--- YOUR GOAL ---
Among the lines below, count those with "Mesh". Give only the number.

** BEGIN **

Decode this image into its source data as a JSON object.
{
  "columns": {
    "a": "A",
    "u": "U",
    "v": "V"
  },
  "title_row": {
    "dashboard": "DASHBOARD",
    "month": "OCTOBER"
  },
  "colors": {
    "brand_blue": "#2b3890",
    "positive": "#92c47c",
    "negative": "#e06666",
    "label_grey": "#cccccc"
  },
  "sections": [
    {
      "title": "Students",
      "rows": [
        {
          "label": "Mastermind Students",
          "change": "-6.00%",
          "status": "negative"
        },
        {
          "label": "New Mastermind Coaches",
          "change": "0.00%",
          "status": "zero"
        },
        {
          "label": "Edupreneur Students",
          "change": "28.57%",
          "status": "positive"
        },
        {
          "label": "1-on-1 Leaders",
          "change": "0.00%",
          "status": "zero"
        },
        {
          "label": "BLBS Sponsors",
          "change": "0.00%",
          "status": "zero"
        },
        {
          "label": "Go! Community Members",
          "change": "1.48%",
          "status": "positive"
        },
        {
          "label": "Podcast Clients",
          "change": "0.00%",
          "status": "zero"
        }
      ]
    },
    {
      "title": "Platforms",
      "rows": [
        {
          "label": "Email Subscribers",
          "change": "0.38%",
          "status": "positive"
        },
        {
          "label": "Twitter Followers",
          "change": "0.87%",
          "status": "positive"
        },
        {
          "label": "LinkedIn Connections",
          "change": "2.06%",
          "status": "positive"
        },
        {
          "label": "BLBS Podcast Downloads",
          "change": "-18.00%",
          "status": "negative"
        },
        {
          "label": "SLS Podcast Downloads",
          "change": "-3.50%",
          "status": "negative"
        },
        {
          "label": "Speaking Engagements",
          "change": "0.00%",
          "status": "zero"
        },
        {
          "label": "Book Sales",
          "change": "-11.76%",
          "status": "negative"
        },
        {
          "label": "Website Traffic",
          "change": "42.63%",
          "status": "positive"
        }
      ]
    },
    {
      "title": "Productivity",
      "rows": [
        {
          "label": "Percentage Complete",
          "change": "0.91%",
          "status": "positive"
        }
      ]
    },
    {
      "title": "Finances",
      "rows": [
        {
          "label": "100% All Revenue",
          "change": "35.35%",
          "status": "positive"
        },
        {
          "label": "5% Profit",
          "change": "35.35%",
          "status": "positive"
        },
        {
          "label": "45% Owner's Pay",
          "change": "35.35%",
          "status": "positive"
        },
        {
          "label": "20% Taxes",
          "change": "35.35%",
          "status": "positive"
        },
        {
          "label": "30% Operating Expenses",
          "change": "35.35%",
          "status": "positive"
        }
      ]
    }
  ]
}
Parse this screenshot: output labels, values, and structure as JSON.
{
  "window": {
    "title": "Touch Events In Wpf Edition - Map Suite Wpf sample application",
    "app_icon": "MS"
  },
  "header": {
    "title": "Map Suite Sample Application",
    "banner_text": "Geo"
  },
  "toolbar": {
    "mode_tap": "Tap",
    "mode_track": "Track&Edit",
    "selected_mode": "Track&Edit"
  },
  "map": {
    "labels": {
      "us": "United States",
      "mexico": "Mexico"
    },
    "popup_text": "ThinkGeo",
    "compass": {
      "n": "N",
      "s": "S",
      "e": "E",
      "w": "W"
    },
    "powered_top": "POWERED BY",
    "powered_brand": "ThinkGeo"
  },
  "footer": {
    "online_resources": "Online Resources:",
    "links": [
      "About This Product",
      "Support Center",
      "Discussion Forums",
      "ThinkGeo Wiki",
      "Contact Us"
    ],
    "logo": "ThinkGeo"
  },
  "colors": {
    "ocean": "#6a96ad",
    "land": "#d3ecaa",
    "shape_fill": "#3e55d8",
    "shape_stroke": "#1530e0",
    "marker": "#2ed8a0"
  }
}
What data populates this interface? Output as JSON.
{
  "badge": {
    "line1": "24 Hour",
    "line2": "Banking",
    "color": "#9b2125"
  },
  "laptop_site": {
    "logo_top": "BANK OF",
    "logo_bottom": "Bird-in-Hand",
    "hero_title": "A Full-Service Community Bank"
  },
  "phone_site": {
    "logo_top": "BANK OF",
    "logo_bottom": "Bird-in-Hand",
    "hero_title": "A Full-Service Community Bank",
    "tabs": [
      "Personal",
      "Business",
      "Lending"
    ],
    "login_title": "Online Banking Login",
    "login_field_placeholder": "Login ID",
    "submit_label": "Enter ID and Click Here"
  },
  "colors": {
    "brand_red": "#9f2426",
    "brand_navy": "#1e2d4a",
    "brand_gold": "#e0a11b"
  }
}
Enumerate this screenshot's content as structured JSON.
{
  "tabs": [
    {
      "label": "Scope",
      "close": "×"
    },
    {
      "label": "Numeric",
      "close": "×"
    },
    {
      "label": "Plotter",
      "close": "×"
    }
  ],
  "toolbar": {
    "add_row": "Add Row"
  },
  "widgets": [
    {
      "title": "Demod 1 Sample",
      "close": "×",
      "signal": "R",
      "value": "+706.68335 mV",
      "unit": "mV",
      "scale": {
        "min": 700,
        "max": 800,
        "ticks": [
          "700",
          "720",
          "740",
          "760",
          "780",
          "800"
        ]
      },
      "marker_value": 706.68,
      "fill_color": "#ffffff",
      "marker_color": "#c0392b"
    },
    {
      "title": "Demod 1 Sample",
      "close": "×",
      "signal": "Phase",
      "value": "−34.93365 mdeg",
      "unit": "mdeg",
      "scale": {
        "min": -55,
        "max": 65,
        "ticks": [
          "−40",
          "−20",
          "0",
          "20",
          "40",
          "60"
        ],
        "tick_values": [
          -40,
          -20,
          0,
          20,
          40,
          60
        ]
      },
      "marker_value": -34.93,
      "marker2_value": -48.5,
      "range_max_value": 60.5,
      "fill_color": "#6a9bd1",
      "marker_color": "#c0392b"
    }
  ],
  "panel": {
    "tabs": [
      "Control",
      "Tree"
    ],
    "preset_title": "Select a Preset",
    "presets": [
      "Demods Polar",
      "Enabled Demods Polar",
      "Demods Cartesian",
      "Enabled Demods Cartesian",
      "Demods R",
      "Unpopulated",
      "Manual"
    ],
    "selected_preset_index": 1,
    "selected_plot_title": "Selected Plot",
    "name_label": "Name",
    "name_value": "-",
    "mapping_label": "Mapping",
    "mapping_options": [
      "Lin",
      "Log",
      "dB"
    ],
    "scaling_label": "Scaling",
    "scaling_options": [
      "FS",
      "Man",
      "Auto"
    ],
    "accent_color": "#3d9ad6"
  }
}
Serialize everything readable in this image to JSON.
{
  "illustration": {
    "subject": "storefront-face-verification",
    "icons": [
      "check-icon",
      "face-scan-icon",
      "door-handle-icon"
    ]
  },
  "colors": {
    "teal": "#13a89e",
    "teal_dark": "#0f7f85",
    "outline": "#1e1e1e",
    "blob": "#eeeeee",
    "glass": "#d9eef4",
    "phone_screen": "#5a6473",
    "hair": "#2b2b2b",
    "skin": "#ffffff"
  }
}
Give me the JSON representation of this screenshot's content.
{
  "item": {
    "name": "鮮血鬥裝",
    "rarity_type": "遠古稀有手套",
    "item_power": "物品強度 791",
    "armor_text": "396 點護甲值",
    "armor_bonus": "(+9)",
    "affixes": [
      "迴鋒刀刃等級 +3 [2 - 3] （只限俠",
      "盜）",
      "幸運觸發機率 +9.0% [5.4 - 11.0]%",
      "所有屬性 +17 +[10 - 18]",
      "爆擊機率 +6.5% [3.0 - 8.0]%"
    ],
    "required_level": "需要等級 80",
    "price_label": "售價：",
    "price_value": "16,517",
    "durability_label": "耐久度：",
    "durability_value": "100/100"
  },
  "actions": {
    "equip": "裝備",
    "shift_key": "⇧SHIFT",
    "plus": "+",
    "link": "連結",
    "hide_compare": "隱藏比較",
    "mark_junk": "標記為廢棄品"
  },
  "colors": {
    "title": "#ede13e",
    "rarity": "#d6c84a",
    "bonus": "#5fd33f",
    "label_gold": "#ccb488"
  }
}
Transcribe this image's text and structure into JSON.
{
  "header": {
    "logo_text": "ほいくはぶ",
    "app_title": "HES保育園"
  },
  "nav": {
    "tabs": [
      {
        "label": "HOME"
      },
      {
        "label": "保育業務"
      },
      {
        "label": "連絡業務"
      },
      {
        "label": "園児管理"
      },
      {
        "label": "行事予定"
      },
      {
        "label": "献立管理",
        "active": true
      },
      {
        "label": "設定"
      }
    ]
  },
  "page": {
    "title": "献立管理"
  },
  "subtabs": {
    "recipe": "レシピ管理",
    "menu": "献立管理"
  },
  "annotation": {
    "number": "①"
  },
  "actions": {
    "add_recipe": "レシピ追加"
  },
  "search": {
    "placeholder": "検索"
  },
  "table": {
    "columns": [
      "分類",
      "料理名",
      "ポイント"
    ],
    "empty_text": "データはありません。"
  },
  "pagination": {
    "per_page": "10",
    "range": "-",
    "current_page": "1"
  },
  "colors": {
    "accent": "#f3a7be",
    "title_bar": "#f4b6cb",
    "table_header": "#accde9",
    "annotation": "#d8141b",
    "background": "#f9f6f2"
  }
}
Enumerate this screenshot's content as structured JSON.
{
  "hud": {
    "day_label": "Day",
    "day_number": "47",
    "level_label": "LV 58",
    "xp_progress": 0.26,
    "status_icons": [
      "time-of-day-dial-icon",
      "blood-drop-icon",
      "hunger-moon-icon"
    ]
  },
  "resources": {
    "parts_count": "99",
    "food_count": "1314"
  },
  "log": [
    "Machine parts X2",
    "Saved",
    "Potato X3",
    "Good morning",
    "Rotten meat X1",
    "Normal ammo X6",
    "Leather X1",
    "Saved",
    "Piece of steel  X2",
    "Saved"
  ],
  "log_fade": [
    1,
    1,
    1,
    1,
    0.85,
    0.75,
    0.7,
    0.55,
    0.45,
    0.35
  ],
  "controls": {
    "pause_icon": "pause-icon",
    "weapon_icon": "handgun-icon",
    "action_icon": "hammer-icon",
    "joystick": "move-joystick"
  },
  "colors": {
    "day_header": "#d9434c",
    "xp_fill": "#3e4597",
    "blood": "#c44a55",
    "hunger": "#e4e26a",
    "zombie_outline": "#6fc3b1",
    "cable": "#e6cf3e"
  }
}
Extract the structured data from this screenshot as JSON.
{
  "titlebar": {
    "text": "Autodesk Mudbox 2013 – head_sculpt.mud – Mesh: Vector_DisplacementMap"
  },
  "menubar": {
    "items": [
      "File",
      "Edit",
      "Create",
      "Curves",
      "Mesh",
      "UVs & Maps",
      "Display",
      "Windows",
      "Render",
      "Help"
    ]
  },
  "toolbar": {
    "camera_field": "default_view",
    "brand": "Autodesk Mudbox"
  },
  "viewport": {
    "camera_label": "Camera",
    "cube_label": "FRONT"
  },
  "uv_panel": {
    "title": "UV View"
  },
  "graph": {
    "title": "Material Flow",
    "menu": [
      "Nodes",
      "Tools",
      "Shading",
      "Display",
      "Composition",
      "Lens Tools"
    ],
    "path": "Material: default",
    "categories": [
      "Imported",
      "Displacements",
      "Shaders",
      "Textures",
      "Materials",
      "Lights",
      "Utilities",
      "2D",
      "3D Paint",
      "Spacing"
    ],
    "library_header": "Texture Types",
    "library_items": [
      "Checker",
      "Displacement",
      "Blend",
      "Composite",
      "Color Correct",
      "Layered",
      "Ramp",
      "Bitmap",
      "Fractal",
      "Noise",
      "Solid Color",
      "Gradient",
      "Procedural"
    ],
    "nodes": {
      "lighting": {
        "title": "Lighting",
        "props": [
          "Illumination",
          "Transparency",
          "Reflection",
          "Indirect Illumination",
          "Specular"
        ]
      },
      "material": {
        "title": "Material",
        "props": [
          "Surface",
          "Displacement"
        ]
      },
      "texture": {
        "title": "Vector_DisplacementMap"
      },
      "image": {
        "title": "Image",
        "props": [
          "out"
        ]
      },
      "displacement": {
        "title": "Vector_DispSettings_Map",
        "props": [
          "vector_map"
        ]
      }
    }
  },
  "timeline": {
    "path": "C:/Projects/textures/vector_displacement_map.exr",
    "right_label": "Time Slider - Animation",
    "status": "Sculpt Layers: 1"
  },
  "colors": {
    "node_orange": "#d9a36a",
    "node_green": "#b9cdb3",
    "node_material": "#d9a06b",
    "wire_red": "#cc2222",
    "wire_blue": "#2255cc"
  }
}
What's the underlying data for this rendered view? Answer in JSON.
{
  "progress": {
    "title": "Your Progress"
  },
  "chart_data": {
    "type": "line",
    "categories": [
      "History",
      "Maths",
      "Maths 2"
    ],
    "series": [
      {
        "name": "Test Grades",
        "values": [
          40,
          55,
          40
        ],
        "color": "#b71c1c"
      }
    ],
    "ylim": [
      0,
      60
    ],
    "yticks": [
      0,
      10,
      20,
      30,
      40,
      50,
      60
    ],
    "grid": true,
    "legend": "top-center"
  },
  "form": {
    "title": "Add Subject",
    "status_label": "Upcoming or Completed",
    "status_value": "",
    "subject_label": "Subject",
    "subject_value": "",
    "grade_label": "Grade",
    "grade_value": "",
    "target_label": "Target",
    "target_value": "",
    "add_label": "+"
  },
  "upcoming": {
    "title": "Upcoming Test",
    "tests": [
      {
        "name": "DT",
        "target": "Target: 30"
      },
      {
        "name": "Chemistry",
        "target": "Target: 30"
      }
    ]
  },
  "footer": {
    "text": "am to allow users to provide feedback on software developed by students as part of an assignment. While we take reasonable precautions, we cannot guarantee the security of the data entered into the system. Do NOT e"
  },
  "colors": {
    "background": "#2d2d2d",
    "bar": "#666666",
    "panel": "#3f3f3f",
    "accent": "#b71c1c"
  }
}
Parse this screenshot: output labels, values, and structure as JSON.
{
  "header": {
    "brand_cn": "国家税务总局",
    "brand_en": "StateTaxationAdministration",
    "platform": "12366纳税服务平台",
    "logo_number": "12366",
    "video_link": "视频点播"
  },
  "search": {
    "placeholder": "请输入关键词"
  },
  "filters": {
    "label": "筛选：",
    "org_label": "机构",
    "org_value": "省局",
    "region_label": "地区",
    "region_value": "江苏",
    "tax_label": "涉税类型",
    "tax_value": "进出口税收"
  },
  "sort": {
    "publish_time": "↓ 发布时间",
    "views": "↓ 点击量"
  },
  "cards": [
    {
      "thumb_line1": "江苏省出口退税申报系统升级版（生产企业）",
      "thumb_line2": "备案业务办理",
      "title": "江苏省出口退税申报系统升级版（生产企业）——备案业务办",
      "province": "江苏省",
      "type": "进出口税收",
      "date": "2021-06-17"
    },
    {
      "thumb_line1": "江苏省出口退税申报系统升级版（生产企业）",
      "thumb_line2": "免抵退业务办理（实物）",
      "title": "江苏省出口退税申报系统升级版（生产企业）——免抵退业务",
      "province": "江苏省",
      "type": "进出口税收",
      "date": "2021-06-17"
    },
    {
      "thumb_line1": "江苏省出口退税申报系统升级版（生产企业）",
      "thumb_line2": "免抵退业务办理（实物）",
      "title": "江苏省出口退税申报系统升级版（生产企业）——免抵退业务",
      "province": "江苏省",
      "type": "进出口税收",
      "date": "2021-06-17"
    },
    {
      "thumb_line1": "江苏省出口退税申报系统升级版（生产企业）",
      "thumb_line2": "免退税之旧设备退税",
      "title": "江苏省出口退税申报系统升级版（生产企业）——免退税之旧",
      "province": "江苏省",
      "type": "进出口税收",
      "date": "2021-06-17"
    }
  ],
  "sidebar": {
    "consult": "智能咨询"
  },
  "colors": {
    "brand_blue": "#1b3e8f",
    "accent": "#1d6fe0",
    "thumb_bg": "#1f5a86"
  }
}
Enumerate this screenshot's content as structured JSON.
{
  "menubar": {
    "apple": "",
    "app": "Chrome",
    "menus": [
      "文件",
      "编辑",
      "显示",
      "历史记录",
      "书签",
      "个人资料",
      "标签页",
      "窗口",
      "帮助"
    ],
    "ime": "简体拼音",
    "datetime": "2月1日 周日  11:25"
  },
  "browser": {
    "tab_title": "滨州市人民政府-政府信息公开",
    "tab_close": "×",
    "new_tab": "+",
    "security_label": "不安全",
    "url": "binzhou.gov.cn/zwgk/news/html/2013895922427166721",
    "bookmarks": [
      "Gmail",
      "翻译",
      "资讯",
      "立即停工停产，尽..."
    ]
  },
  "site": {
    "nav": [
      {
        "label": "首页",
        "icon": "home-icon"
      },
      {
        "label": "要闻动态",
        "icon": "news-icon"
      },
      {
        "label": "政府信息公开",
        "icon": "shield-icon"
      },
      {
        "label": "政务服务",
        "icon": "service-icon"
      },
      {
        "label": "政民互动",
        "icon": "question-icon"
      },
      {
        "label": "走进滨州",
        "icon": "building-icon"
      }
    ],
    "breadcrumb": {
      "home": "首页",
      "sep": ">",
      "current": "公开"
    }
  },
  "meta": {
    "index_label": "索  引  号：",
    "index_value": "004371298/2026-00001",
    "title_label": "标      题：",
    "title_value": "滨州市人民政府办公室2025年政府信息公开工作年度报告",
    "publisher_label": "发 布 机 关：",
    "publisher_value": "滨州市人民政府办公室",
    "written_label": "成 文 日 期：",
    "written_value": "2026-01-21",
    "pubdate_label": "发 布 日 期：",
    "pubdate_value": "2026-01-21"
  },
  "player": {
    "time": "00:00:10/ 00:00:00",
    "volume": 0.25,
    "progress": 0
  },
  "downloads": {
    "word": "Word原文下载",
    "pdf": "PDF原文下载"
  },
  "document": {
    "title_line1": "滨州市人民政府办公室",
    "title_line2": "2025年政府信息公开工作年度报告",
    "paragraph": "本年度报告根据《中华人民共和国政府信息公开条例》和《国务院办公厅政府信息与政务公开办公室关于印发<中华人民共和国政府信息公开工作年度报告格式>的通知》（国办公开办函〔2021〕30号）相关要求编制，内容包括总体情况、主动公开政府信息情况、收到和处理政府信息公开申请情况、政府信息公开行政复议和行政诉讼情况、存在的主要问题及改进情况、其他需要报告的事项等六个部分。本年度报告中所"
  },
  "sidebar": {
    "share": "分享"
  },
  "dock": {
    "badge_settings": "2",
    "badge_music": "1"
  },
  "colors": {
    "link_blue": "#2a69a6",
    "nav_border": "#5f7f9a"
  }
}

** END **

--- PROBLEM SOLUTION ---
2